# Stated exercise
Output everything from the line containing "x-tick-day-label: 01 — [850, 517, 862, 529]" down to the line containing "chevron-down-icon[interactable] — [339, 37, 349, 42]", reproducing each line exactly.

# Input rows
--------------------------------------------------
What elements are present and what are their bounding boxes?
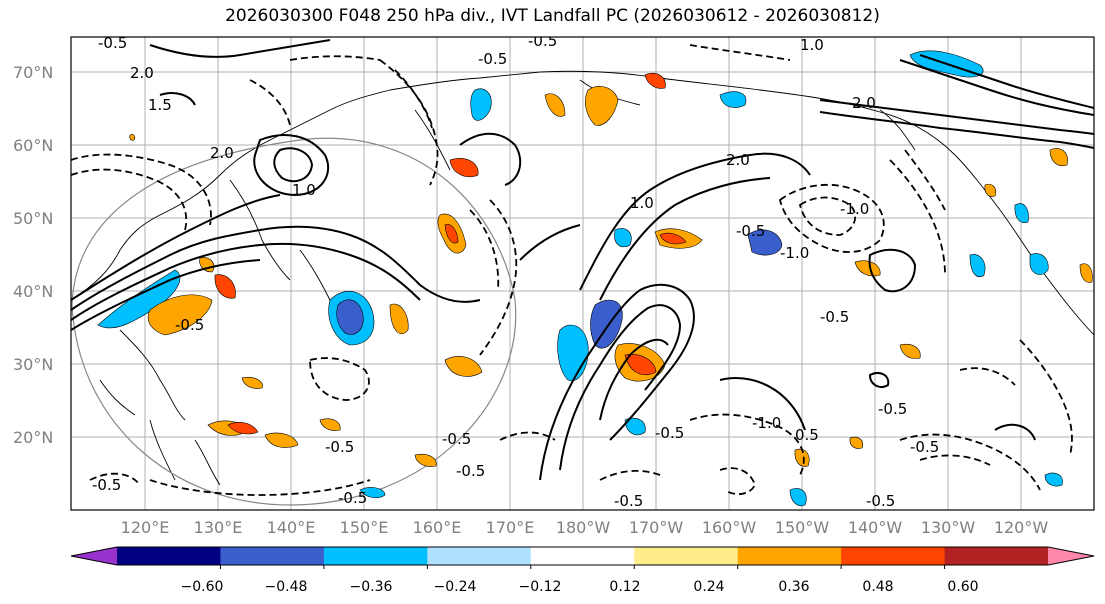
colorbar-ticks: −0.60 −0.48 −0.36 −0.24 −0.12 0.12 0.24 … <box>181 579 979 595</box>
contour-label: 2.0 <box>210 144 234 162</box>
contour-label: 0.5 <box>795 426 819 444</box>
lat-label: 30°N <box>13 355 53 374</box>
colorbar-tick-label: −0.12 <box>519 579 562 595</box>
lon-label: 170°E <box>486 518 535 537</box>
contour-label: 1.0 <box>292 181 316 199</box>
lon-label: 170°W <box>629 518 684 537</box>
colorbar-bin <box>323 547 428 565</box>
colorbar-extend-high <box>1048 547 1094 565</box>
dashed-contours <box>71 44 1073 496</box>
colorbar-tick-label: −0.60 <box>181 579 224 595</box>
colorbar-bin <box>220 547 325 565</box>
contour-label: -0.5 <box>338 489 367 507</box>
contour-label: -1.0 <box>752 414 781 432</box>
colorbar-bin <box>737 547 842 565</box>
latitude-labels: 70°N 60°N 50°N 40°N 30°N 20°N <box>13 63 53 447</box>
colorbar-tick-label: 0.12 <box>609 579 640 595</box>
colorbar-extend-low <box>71 547 117 565</box>
lat-label: 70°N <box>13 63 53 82</box>
contour-label: -0.5 <box>866 492 895 510</box>
lat-label: 50°N <box>13 209 53 228</box>
colorbar-bin <box>530 547 635 565</box>
contour-label: -0.5 <box>528 32 557 50</box>
map-title: 2026030300 F048 250 hPa div., IVT Landfa… <box>225 6 880 26</box>
map-panel: -0.5 1.0 2.0 1.5 -0.5 2.0 2.0 -0.5 -1.0 … <box>71 32 1094 510</box>
lon-label: 140°W <box>848 518 903 537</box>
contour-label: -0.5 <box>655 424 684 442</box>
contour-label: -0.5 <box>736 222 765 240</box>
contour-label: -0.5 <box>478 50 507 68</box>
solid-contours <box>71 39 1094 481</box>
colorbar-tick-label: 0.48 <box>862 579 893 595</box>
lon-label: 120°E <box>121 518 170 537</box>
lat-label: 40°N <box>13 282 53 301</box>
lon-label: 130°W <box>921 518 976 537</box>
contour-label: 2.0 <box>130 64 154 82</box>
positive-div-shading <box>129 72 1093 467</box>
colorbar-tick-label: −0.48 <box>265 579 308 595</box>
contour-label: -1.0 <box>840 200 869 218</box>
contour-label: -0.5 <box>175 316 204 334</box>
lon-label: 180°W <box>556 518 611 537</box>
contour-label: -0.5 <box>92 476 121 494</box>
lat-label: 20°N <box>13 428 53 447</box>
lon-label: 140°E <box>267 518 316 537</box>
contour-label: -0.5 <box>910 438 939 456</box>
colorbar-tick-label: 0.60 <box>947 579 978 595</box>
colorbar-tick-label: −0.36 <box>350 579 393 595</box>
lon-label: 150°E <box>340 518 389 537</box>
contour-label: -0.5 <box>878 400 907 418</box>
colorbar-bin <box>841 547 946 565</box>
lat-label: 60°N <box>13 136 53 155</box>
map-frame <box>70 36 1095 511</box>
colorbar-bin <box>427 547 532 565</box>
colorbar-bin <box>634 547 739 565</box>
contour-label: -0.5 <box>820 308 849 326</box>
colorbar-bin <box>944 547 1049 565</box>
negative-div-shading <box>97 50 1063 507</box>
lon-label: 120°W <box>994 518 1049 537</box>
longitude-labels: 120°E 130°E 140°E 150°E 160°E 170°E 180°… <box>121 518 1049 537</box>
contour-labels: -0.5 1.0 2.0 1.5 -0.5 2.0 2.0 -0.5 -1.0 … <box>92 32 939 510</box>
colorbar-tick-label: −0.24 <box>434 579 477 595</box>
contour-label: -0.5 <box>325 438 354 456</box>
colorbar-outline <box>70 546 1095 566</box>
lon-label: 130°E <box>194 518 243 537</box>
lon-label: 160°W <box>702 518 757 537</box>
contour-label: -1.0 <box>780 244 809 262</box>
contour-label: -0.5 <box>442 430 471 448</box>
contour-label: 2.0 <box>852 94 876 112</box>
colorbar-tick-label: 0.36 <box>778 579 809 595</box>
contour-label: 1.0 <box>630 194 654 212</box>
colorbar-bin <box>117 547 221 565</box>
lon-label: 150°W <box>775 518 830 537</box>
colorbar-tick-label: 0.24 <box>693 579 724 595</box>
colorbar <box>70 546 1095 569</box>
contour-label: 2.0 <box>726 151 750 169</box>
landfall-circle <box>71 137 517 506</box>
lon-label: 160°E <box>413 518 462 537</box>
contour-label: 1.0 <box>800 36 824 54</box>
contour-label: -0.5 <box>98 34 127 52</box>
contour-label: 1.5 <box>148 96 172 114</box>
contour-label: -0.5 <box>614 492 643 510</box>
contour-label: -0.5 <box>456 462 485 480</box>
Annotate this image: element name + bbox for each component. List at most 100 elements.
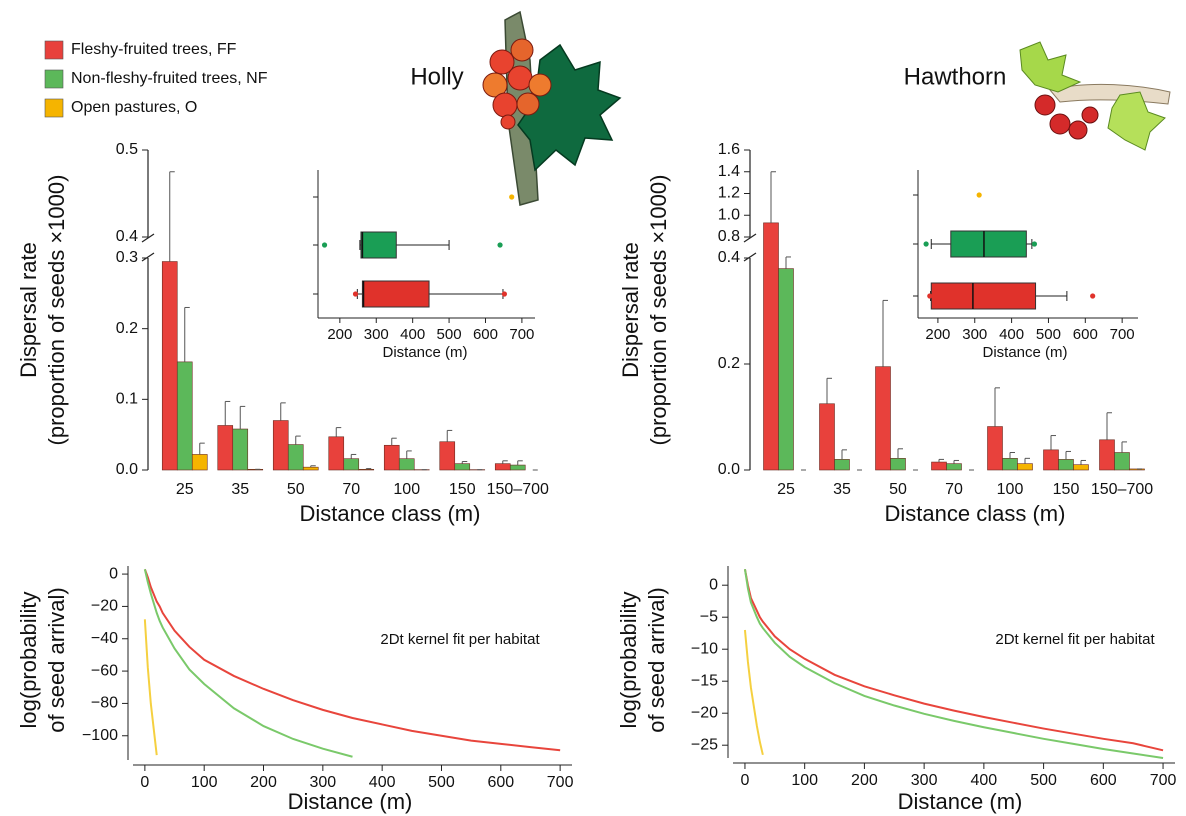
legend-swatch xyxy=(44,69,64,89)
bar xyxy=(1017,463,1033,471)
y-axis-title: Dispersal rate xyxy=(618,242,643,378)
x-tick-label: 700 xyxy=(547,774,574,791)
x-tick-label: 200 xyxy=(250,774,277,791)
x-tick-label: 400 xyxy=(369,774,396,791)
bar xyxy=(398,458,415,471)
legend-label: Open pastures, O xyxy=(71,99,197,116)
x-tick-label: 70 xyxy=(342,481,360,498)
x-tick-label: 50 xyxy=(287,481,305,498)
y-tick-label: −40 xyxy=(91,630,118,647)
bar xyxy=(217,425,234,471)
x-tick-label: 150 xyxy=(449,481,476,498)
x-tick-label: 25 xyxy=(777,481,795,498)
kernel-line xyxy=(143,569,353,758)
x-axis-title: Distance (m) xyxy=(288,789,413,814)
bar xyxy=(272,420,289,471)
x-tick-label: 100 xyxy=(791,772,818,789)
x-tick-label: 150 xyxy=(1053,481,1080,498)
x-tick-label: 25 xyxy=(176,481,194,498)
y-tick-label: 0 xyxy=(109,565,118,582)
x-axis-title: Distance class (m) xyxy=(885,501,1066,526)
outlier xyxy=(927,293,933,299)
bar xyxy=(302,466,319,471)
y-tick-label: −20 xyxy=(91,598,118,615)
axis-break xyxy=(743,233,757,243)
x-tick-label: 400 xyxy=(971,772,998,789)
y-tick-label: 0.3 xyxy=(116,249,138,266)
y-tick-label: 1.2 xyxy=(718,185,740,202)
x-tick-label: 0 xyxy=(740,772,749,789)
bar xyxy=(383,444,400,471)
legend-swatch xyxy=(44,40,64,60)
bar xyxy=(1058,459,1074,471)
y-axis-title: (proportion of seeds ×1000) xyxy=(646,175,671,446)
x-tick-label: 200 xyxy=(327,326,352,343)
y-axis-title: Dispersal rate xyxy=(16,242,41,378)
y-tick-label: 0.2 xyxy=(718,355,740,372)
box xyxy=(361,280,430,308)
outlier xyxy=(1031,241,1038,247)
outlier xyxy=(1090,293,1096,299)
outlier xyxy=(509,194,515,200)
bar xyxy=(232,428,249,471)
outlier xyxy=(352,291,359,297)
x-tick-label: 0 xyxy=(140,774,149,791)
legend-label: Non-fleshy-fruited trees, NF xyxy=(71,70,268,87)
bar xyxy=(509,464,526,471)
x-tick-label: 300 xyxy=(309,774,336,791)
x-tick-label: 500 xyxy=(1030,772,1057,789)
bar xyxy=(343,458,360,471)
bar xyxy=(946,463,962,471)
bar xyxy=(1002,458,1018,471)
bar xyxy=(1114,452,1130,471)
bar xyxy=(1043,449,1059,471)
y-tick-label: 0.4 xyxy=(718,249,740,266)
x-axis-title: Distance (m) xyxy=(382,344,467,361)
x-axis-title: Distance class (m) xyxy=(300,501,481,526)
bar xyxy=(931,461,947,471)
y-tick-label: −10 xyxy=(691,640,718,657)
y-tick-label: 1.4 xyxy=(718,163,740,180)
y-tick-label: 0.0 xyxy=(718,461,740,478)
outlier xyxy=(923,241,929,247)
kernel-line xyxy=(743,629,764,756)
x-tick-label: 700 xyxy=(1110,326,1135,343)
bar xyxy=(890,458,906,471)
x-tick-label: 150–700 xyxy=(1091,481,1153,498)
x-tick-label: 600 xyxy=(1090,772,1117,789)
y-tick-label: 0.2 xyxy=(116,320,138,337)
box xyxy=(360,231,397,259)
axis-break xyxy=(141,233,155,243)
x-tick-label: 100 xyxy=(191,774,218,791)
y-tick-label: 0 xyxy=(709,576,718,593)
x-tick-label: 200 xyxy=(851,772,878,789)
bar xyxy=(819,403,835,471)
x-tick-label: 200 xyxy=(925,326,950,343)
kernel-line xyxy=(143,619,158,756)
annotation: 2Dt kernel fit per habitat xyxy=(995,631,1155,648)
bar xyxy=(161,261,178,471)
bar xyxy=(454,463,471,471)
bar xyxy=(191,454,208,471)
bar xyxy=(358,468,375,471)
x-tick-label: 50 xyxy=(889,481,907,498)
box xyxy=(950,230,1027,258)
y-axis-title: log(probability xyxy=(16,592,41,729)
x-tick-label: 70 xyxy=(945,481,963,498)
y-tick-label: −20 xyxy=(691,704,718,721)
kernel-line xyxy=(143,568,561,752)
bar xyxy=(176,361,193,471)
legend-label: Fleshy-fruited trees, FF xyxy=(71,41,237,58)
x-tick-label: 500 xyxy=(1036,326,1061,343)
y-axis-title: log(probability xyxy=(616,592,641,729)
x-tick-label: 100 xyxy=(997,481,1024,498)
y-tick-label: 0.0 xyxy=(116,461,138,478)
outlier xyxy=(976,192,982,198)
hawthorn-illustration xyxy=(1019,41,1171,151)
x-tick-label: 400 xyxy=(400,326,425,343)
bar xyxy=(328,436,345,471)
bar xyxy=(834,459,850,471)
y-tick-label: 1.0 xyxy=(718,206,740,223)
y-tick-label: −25 xyxy=(691,736,718,753)
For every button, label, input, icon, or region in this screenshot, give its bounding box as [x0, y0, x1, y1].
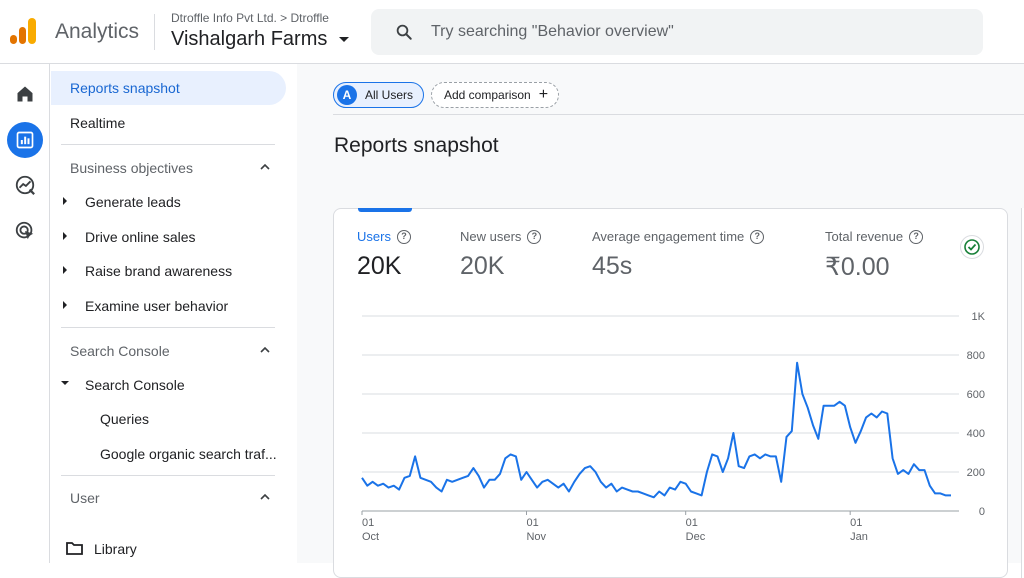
x-tick-day-label: 01 — [850, 517, 862, 529]
y-tick-label: 1K — [972, 311, 986, 323]
users-series-line[interactable] — [361, 361, 951, 499]
chevron-up-icon[interactable] — [260, 162, 270, 172]
page-title: Reports snapshot — [334, 134, 499, 157]
chevron-down-icon[interactable] — [339, 37, 349, 42]
help-icon[interactable]: ? — [396, 229, 411, 244]
data-quality-check-button[interactable] — [960, 235, 984, 259]
x-tick-month-label: Jan — [850, 531, 868, 543]
help-icon[interactable]: ? — [750, 229, 765, 244]
nav-item-realtime[interactable]: Realtime — [70, 115, 126, 131]
metric-value: 20K — [460, 252, 505, 280]
y-tick-label: 0 — [979, 506, 985, 518]
header-divider — [154, 14, 155, 50]
rail-home-button[interactable] — [7, 76, 43, 112]
main-content: A All Users Add comparison + Reports sna… — [297, 64, 1024, 578]
folder-icon — [66, 542, 83, 555]
metric-label: Average engagement time — [592, 229, 745, 244]
metric-value: 45s — [592, 252, 633, 280]
metric-tab-total-revenue[interactable]: Total revenue? ₹0.00 — [825, 229, 924, 282]
add-comparison-label: Add comparison — [444, 88, 531, 102]
nav-section-business-objectives[interactable]: Business objectives — [70, 160, 193, 176]
help-icon[interactable]: ? — [527, 229, 542, 244]
nav-item-label: Reports snapshot — [70, 80, 180, 96]
y-tick-label: 400 — [967, 428, 985, 440]
chevron-up-icon[interactable] — [260, 492, 270, 502]
all-users-chip[interactable]: A All Users — [333, 82, 425, 108]
metric-label: New users — [460, 229, 522, 244]
nav-section-search-console[interactable]: Search Console — [70, 343, 170, 359]
metric-tab-average-engagement-time[interactable]: Average engagement time? 45s — [592, 229, 765, 281]
expand-arrow-icon[interactable] — [63, 301, 67, 309]
y-tick-label: 600 — [967, 389, 985, 401]
search-icon — [396, 24, 412, 40]
plus-icon: + — [538, 86, 549, 103]
search-input[interactable] — [431, 17, 961, 47]
add-comparison-button[interactable]: Add comparison + — [431, 82, 560, 108]
top-bar: Analytics Dtroffle Info Pvt Ltd. > Dtrof… — [0, 0, 1024, 64]
metric-tab-new-users[interactable]: New users? 20K — [460, 229, 542, 281]
nav-item-drive-online-sales[interactable]: Drive online sales — [85, 229, 196, 245]
nav-divider — [61, 144, 275, 145]
search-bar[interactable] — [371, 9, 983, 55]
nav-item-raise-brand-awareness[interactable]: Raise brand awareness — [85, 263, 233, 279]
chevron-up-icon[interactable] — [260, 345, 270, 355]
account-breadcrumb[interactable]: Dtroffle Info Pvt Ltd. > Dtroffle — [171, 11, 329, 25]
nav-section-user[interactable]: User — [70, 490, 100, 506]
nav-divider — [61, 327, 275, 328]
metrics-card: Users? 20K New users? 20K Average engage… — [333, 208, 1008, 578]
collapse-arrow-icon[interactable] — [61, 381, 69, 385]
x-tick-month-label: Nov — [526, 531, 546, 543]
metric-tab-users[interactable]: Users? 20K — [357, 229, 411, 281]
selected-metric-indicator — [358, 208, 412, 212]
all-users-label: All Users — [365, 88, 414, 102]
help-icon[interactable]: ? — [909, 229, 924, 244]
report-navigation: Reports snapshot Realtime Business objec… — [51, 64, 296, 563]
x-tick-month-label: Dec — [686, 531, 706, 543]
advertising-icon — [15, 221, 34, 240]
metric-value: ₹0.00 — [825, 253, 890, 281]
y-tick-label: 200 — [967, 467, 985, 479]
left-rail — [0, 64, 50, 563]
rail-explore-button[interactable] — [7, 167, 43, 203]
users-line-chart: 0 200 400 600 800 1K 01 Oct 01 Nov 01 Dec 01 Jan — [361, 311, 986, 543]
x-tick-day-label: 01 — [526, 517, 538, 529]
expand-arrow-icon[interactable] — [63, 197, 67, 205]
comparison-avatar: A — [337, 85, 357, 105]
x-tick-day-label: 01 — [362, 517, 374, 529]
metric-label: Total revenue — [825, 229, 904, 244]
check-circle-icon — [964, 239, 980, 255]
nav-item-reports-snapshot[interactable]: Reports snapshot — [51, 71, 286, 105]
metric-value: 20K — [357, 252, 402, 280]
app-name[interactable]: Analytics — [55, 20, 140, 43]
toolbar-divider — [333, 114, 1024, 115]
nav-item-queries[interactable]: Queries — [100, 411, 150, 427]
explore-icon — [15, 175, 35, 195]
y-tick-label: 800 — [967, 350, 985, 362]
expand-arrow-icon[interactable] — [63, 232, 67, 240]
property-selector[interactable]: Vishalgarh Farms — [171, 28, 328, 50]
rail-advertising-button[interactable] — [7, 213, 43, 249]
nav-item-library[interactable]: Library — [94, 541, 137, 557]
nav-item-generate-leads[interactable]: Generate leads — [85, 194, 181, 210]
metric-label: Users — [357, 229, 391, 244]
x-tick-day-label: 01 — [686, 517, 698, 529]
next-card-edge — [1021, 208, 1024, 578]
rail-reports-button[interactable] — [7, 122, 43, 158]
expand-arrow-icon[interactable] — [63, 266, 67, 274]
nav-item-search-console-group[interactable]: Search Console — [85, 377, 185, 393]
home-icon — [17, 86, 33, 102]
x-tick-month-label: Oct — [362, 531, 379, 543]
nav-item-google-organic-search-traffic[interactable]: Google organic search traf... — [100, 446, 277, 462]
reports-icon — [16, 131, 34, 149]
nav-divider — [61, 475, 275, 476]
analytics-logo[interactable] — [10, 18, 38, 46]
nav-item-examine-user-behavior[interactable]: Examine user behavior — [85, 298, 229, 314]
--------------------------------------------------
# Output of the task
x-tick-day-label: 01 — [850, 517, 862, 529]
y-tick-label: 1K — [972, 311, 986, 323]
users-series-line[interactable] — [361, 361, 951, 499]
chevron-up-icon[interactable] — [260, 162, 270, 172]
page-title: Reports snapshot — [334, 134, 499, 157]
chevron-down-icon[interactable] — [339, 37, 349, 42]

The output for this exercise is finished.